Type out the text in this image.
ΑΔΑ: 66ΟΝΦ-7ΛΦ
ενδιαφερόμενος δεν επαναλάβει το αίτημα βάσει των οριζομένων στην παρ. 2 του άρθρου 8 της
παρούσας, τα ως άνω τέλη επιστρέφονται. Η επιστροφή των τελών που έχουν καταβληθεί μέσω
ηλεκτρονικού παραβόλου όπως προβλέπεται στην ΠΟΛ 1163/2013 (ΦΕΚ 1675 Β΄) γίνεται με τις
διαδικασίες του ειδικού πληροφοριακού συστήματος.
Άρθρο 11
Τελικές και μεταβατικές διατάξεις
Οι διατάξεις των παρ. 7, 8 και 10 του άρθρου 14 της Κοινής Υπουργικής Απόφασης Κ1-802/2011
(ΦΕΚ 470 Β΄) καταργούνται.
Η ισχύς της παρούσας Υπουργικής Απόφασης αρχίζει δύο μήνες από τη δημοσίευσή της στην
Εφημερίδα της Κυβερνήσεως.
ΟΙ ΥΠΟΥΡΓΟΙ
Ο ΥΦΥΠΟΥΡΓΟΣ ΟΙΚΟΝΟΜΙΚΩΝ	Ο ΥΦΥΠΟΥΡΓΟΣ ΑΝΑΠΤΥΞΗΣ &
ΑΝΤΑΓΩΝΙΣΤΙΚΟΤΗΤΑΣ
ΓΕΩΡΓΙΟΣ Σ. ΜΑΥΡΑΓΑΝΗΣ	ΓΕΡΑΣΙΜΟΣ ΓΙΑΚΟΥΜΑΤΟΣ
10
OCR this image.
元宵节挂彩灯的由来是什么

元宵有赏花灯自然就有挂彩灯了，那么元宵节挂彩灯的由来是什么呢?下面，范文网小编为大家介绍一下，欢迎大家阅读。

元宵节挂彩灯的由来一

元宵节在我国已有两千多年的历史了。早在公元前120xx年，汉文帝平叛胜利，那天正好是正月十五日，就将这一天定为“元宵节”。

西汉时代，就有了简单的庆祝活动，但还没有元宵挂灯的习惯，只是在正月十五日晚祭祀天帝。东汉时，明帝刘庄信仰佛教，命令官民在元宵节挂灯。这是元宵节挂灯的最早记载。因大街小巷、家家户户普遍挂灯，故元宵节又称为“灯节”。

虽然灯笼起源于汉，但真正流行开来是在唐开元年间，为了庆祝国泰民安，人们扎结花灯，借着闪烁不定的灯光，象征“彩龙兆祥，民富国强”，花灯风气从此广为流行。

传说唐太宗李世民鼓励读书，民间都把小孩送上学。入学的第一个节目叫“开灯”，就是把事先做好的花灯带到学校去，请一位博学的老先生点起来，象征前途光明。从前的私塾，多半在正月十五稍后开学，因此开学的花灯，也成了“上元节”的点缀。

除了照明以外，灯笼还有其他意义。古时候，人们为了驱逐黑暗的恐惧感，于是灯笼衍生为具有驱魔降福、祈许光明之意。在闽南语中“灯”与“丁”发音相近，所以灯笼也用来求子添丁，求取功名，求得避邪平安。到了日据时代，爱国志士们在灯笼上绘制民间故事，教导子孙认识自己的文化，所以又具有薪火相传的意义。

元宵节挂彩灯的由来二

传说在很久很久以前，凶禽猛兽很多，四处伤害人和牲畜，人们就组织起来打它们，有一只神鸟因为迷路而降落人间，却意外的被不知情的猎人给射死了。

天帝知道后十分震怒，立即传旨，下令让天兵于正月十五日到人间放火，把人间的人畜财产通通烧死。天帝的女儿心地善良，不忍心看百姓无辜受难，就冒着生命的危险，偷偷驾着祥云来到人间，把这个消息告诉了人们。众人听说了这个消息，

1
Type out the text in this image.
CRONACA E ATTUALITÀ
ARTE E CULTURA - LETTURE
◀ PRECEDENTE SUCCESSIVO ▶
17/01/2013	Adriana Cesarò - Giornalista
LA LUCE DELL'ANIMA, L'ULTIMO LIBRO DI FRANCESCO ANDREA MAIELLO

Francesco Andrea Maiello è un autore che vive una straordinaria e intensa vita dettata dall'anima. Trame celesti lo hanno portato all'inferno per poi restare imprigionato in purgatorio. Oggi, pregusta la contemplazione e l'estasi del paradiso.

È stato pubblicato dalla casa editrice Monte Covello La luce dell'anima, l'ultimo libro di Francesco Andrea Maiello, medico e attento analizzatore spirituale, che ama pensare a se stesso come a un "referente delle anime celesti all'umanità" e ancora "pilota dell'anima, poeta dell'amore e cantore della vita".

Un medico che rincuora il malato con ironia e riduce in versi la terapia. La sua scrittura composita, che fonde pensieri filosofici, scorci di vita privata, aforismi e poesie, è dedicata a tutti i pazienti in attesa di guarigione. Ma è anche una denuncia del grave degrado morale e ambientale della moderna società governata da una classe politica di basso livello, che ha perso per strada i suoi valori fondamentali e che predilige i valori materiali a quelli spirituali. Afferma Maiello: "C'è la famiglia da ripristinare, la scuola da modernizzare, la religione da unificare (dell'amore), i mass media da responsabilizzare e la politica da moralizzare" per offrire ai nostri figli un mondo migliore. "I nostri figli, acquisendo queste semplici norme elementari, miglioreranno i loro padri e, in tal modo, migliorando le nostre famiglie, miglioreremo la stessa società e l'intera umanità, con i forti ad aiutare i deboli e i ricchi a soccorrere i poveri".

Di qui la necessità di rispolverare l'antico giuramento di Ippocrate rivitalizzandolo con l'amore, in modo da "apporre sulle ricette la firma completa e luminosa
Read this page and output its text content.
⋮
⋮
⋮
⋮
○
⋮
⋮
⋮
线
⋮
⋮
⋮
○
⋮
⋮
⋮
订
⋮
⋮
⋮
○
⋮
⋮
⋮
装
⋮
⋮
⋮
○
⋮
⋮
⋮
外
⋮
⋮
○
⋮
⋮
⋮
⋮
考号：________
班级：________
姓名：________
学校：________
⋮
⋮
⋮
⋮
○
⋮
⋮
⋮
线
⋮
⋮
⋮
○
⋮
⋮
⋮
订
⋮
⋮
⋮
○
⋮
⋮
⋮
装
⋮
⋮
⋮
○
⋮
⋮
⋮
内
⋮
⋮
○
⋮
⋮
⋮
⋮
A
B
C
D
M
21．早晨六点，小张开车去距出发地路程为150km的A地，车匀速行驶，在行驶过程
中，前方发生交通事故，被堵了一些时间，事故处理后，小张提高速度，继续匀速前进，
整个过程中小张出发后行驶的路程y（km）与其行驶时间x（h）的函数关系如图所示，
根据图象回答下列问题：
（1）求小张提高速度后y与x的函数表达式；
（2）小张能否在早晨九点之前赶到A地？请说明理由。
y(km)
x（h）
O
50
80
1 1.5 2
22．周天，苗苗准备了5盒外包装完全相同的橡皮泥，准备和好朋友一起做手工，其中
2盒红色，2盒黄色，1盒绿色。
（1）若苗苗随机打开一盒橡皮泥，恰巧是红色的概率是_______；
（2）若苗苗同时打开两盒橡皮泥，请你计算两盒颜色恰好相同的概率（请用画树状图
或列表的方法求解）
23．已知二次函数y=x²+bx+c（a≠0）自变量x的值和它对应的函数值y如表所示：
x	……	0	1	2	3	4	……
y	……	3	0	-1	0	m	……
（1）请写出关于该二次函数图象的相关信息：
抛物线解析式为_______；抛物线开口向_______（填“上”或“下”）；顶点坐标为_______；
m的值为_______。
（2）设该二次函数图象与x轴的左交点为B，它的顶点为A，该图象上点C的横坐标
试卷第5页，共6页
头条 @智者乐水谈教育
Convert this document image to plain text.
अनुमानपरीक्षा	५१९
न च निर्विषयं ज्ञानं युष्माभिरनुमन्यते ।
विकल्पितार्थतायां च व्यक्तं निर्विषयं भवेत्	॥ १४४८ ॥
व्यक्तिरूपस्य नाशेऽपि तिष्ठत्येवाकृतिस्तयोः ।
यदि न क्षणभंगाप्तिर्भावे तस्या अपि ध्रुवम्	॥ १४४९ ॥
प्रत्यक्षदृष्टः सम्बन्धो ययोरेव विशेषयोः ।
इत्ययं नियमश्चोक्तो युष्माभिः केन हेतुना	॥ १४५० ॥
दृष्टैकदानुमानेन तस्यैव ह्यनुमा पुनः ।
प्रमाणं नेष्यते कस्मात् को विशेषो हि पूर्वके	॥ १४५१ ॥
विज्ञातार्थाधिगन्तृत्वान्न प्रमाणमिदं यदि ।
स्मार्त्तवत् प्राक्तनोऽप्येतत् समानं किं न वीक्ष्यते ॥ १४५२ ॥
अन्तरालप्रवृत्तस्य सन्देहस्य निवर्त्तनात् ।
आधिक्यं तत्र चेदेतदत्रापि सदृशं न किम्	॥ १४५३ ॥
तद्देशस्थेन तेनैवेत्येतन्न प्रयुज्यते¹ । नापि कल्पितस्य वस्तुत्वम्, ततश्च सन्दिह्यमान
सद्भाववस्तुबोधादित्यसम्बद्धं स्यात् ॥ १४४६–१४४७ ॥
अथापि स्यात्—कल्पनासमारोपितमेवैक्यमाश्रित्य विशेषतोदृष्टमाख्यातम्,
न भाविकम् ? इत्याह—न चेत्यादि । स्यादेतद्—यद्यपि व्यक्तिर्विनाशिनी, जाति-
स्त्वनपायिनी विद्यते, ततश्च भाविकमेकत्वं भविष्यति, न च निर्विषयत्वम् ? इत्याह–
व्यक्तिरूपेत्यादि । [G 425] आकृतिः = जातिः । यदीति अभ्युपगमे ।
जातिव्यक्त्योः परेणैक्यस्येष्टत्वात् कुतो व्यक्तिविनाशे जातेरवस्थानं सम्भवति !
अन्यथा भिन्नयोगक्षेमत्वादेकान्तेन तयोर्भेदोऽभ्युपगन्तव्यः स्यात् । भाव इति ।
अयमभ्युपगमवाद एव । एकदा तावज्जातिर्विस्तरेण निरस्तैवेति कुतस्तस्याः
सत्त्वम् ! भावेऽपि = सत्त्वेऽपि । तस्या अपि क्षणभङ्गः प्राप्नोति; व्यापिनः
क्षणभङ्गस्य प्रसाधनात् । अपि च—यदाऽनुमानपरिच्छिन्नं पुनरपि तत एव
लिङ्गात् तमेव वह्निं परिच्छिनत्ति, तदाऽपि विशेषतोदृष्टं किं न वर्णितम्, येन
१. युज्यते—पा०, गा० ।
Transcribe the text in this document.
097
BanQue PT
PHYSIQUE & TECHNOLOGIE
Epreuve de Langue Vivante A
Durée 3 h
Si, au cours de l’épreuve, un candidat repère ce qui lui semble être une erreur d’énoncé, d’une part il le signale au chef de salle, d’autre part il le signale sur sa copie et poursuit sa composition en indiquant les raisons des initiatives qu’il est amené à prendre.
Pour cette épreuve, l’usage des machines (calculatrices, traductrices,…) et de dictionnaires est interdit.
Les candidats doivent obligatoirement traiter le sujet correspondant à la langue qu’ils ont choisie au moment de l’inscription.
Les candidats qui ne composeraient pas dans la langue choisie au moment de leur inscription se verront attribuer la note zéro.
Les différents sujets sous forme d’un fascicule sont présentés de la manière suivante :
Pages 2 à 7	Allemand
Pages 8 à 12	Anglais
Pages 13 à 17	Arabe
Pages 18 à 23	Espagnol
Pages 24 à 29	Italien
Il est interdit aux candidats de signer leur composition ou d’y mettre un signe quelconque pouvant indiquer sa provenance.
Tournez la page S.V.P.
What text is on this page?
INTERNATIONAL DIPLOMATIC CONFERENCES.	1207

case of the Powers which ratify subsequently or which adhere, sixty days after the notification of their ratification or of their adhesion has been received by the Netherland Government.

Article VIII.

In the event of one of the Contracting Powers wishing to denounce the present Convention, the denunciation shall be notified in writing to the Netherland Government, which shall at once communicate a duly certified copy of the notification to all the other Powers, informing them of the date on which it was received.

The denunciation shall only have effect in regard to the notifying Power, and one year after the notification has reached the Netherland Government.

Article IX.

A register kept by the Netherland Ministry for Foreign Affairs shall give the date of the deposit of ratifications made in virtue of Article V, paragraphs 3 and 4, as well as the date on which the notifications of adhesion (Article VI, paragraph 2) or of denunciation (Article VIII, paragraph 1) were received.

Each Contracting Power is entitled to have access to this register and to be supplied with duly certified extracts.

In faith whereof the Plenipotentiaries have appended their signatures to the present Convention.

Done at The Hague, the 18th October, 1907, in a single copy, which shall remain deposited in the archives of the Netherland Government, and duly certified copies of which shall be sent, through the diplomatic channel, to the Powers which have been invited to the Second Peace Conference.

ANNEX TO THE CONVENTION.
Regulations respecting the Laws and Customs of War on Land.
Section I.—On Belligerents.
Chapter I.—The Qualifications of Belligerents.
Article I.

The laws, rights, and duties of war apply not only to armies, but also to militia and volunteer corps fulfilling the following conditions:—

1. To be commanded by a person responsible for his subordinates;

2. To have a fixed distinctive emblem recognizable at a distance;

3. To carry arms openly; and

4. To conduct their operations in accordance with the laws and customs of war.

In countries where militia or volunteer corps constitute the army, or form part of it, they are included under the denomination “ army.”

--------

* _What you should do_
Report how many lines contain "στην". Give nothing but the number.

* _Worked answer_
3